___ Input for this task

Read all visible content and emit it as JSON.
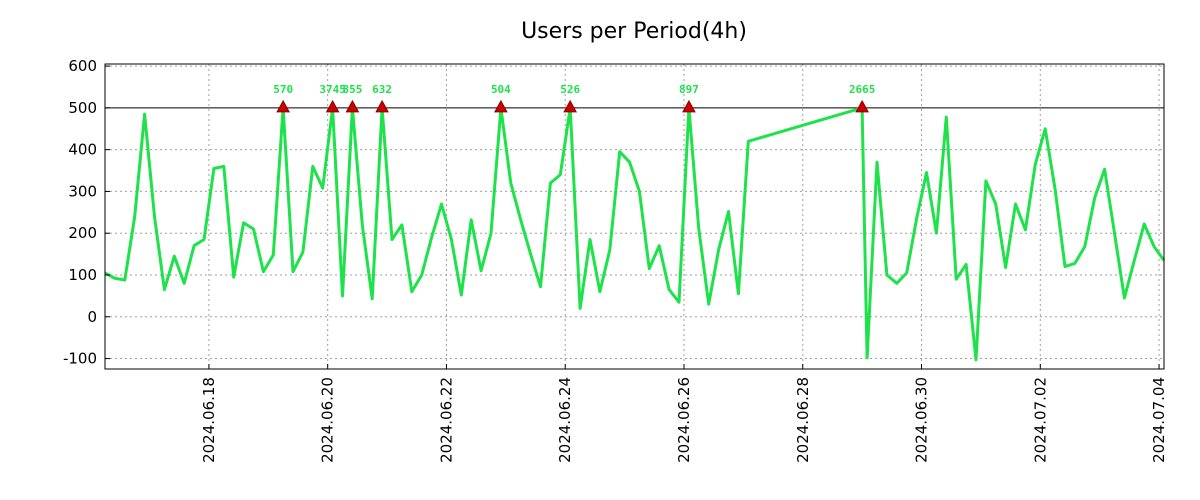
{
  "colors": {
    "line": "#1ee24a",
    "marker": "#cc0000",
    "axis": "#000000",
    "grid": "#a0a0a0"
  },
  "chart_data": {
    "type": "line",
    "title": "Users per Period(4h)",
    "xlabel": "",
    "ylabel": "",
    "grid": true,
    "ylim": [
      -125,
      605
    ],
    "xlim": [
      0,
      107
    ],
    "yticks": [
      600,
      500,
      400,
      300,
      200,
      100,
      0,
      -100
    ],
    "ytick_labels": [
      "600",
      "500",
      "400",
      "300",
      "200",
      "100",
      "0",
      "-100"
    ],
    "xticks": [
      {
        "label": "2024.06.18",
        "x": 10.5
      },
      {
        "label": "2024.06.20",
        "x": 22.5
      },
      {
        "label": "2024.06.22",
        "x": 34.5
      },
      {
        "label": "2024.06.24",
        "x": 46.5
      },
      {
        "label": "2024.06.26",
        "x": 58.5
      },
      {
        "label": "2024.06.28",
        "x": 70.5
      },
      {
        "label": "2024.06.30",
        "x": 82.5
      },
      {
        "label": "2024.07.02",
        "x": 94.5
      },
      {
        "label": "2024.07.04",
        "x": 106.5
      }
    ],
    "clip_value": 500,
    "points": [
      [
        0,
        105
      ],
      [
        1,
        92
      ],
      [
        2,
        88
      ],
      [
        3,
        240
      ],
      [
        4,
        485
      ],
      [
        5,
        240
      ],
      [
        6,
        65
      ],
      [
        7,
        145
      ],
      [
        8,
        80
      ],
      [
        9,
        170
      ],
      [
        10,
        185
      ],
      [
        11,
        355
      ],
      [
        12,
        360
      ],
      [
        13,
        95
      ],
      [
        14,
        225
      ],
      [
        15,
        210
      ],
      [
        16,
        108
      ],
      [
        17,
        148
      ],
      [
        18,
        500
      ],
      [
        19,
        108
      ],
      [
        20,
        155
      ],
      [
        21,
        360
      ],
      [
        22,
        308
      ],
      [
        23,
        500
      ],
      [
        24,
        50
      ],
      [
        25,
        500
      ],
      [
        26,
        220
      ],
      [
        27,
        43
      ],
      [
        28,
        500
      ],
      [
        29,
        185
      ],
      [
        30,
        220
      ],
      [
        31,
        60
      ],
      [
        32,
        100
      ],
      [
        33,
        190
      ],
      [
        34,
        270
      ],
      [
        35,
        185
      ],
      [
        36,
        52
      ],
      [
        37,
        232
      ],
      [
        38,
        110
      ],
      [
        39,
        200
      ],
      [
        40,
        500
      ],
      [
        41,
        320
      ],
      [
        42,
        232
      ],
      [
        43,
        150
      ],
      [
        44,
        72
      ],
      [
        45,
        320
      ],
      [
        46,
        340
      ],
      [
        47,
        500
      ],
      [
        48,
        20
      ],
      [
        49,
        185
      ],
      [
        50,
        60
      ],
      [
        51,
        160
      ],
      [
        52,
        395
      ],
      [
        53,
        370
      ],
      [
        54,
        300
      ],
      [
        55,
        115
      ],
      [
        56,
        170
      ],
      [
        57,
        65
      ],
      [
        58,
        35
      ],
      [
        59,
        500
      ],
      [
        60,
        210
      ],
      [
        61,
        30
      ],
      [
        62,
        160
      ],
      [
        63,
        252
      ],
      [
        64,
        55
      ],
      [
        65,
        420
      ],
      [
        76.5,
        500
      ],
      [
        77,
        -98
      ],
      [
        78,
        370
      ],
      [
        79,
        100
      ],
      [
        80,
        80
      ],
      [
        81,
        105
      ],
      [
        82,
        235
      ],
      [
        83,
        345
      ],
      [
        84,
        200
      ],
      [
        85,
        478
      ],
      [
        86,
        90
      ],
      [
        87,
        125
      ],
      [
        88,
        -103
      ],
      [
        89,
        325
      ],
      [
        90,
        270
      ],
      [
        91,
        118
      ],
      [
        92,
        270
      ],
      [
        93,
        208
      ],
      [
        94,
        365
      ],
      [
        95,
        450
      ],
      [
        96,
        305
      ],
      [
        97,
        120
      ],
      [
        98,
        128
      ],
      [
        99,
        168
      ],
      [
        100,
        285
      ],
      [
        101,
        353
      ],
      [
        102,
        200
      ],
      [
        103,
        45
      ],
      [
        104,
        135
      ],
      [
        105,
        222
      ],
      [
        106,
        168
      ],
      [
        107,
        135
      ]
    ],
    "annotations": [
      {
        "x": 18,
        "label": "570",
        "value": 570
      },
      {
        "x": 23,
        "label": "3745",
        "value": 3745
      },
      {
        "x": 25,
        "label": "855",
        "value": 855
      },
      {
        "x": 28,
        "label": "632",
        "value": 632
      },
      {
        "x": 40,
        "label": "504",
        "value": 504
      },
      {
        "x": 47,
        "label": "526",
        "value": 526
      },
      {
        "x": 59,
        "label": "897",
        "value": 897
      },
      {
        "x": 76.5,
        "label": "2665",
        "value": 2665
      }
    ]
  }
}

______
___ Input for this task

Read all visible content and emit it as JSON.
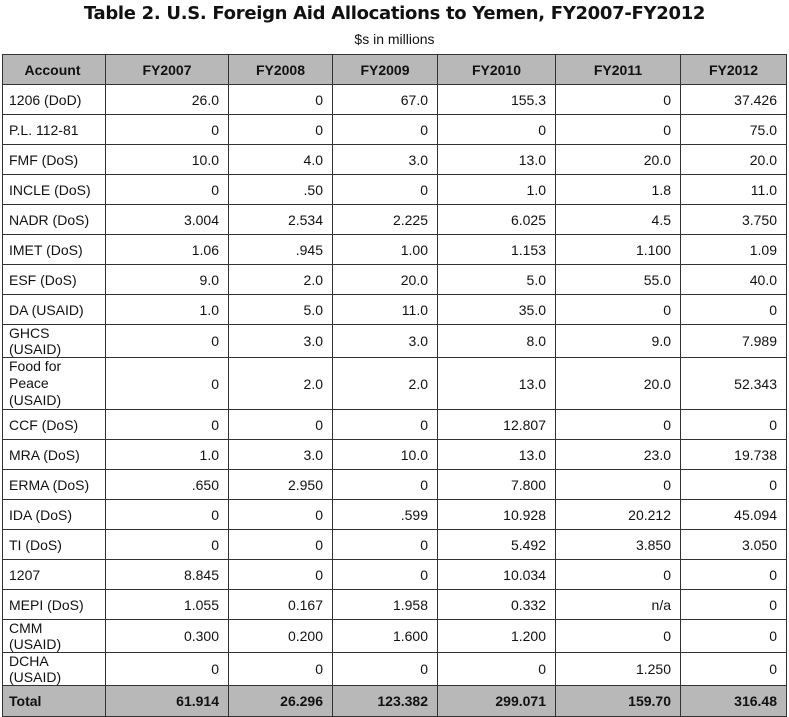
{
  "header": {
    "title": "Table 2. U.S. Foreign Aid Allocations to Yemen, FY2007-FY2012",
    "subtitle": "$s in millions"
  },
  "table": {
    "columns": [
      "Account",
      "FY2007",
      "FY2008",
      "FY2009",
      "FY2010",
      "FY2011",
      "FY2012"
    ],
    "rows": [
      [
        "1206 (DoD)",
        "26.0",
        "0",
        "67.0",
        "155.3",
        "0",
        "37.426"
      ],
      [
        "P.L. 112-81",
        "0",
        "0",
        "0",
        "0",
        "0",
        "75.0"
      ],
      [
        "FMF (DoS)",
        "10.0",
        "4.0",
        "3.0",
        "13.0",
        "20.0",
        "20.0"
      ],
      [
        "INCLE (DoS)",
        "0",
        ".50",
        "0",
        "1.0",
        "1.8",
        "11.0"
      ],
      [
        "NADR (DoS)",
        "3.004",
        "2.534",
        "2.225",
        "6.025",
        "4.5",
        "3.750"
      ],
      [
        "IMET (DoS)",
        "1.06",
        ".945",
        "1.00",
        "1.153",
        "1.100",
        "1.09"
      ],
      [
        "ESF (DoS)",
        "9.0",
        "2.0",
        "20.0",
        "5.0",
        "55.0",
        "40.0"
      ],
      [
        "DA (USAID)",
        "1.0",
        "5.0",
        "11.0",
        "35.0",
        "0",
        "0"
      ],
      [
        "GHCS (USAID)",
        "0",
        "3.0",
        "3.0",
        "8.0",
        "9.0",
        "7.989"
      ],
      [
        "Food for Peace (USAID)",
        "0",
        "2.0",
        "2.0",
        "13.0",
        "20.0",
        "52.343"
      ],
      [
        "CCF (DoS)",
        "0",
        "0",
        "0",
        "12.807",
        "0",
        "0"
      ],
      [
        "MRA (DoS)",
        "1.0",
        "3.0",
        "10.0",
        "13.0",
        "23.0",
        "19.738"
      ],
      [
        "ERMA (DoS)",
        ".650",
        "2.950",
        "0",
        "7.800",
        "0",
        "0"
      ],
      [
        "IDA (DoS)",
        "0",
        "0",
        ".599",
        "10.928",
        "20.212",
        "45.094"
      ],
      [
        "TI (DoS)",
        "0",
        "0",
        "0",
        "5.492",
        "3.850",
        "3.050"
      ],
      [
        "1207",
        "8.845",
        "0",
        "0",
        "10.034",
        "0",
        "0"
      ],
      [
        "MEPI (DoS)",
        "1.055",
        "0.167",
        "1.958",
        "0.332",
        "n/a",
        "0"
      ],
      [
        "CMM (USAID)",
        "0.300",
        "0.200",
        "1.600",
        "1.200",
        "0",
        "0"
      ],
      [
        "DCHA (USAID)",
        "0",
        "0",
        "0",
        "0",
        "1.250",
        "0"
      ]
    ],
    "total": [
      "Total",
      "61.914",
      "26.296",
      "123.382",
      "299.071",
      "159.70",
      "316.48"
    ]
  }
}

______

* _Task details_: Identify the lines above that contain the word "USAID", then copy them.

* _Full answer_:
        "DA (USAID)",
        "GHCS (USAID)",
        "Food for Peace (USAID)",
        "CMM (USAID)",
        "DCHA (USAID)",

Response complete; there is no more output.